◆ TASK STATEMENT
Find every line below that contains the word "přírůstek" and copy it out.
begin DATA RECORDS
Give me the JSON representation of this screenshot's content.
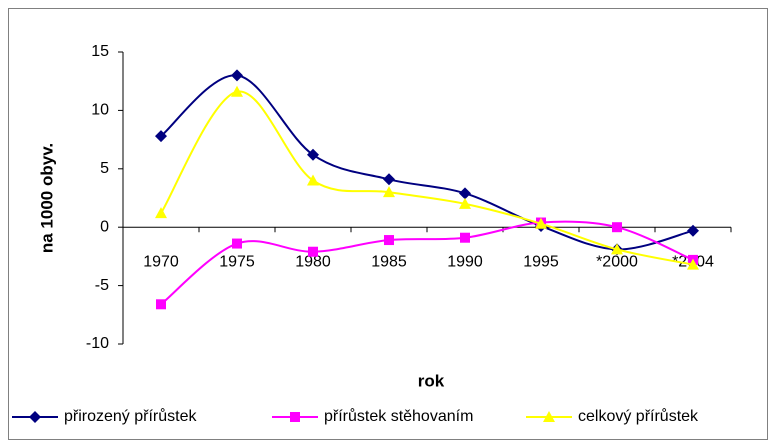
{
  "chart_data": {
    "type": "line",
    "x_label": "rok",
    "y_label": "na 1000 obyv.",
    "categories": [
      "1970",
      "1975",
      "1980",
      "1985",
      "1990",
      "1995",
      "*2000",
      "*2004"
    ],
    "series": [
      {
        "name": "přirozený přírůstek",
        "color": "#000080",
        "marker": "diamond",
        "values": [
          7.8,
          13.0,
          6.2,
          4.1,
          2.9,
          0.1,
          -1.9,
          -0.3
        ]
      },
      {
        "name": "přírůstek stěhovaním",
        "color": "#ff00ff",
        "marker": "square",
        "values": [
          -6.6,
          -1.4,
          -2.1,
          -1.1,
          -0.9,
          0.4,
          0.0,
          -2.8
        ]
      },
      {
        "name": "celkový přírůstek",
        "color": "#ffff00",
        "marker": "triangle",
        "values": [
          1.2,
          11.6,
          4.0,
          3.0,
          2.0,
          0.3,
          -1.9,
          -3.2
        ]
      }
    ],
    "smooth": true,
    "ylim": [
      -10,
      15
    ],
    "yticks": [
      -10,
      -5,
      0,
      5,
      10,
      15
    ],
    "grid": false,
    "legend": "bottom"
  }
}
end DATA RECORDS
◆ EXPECTED ANSWER
        "name": "přirozený přírůstek",
        "name": "přírůstek stěhovaním",
        "name": "celkový přírůstek",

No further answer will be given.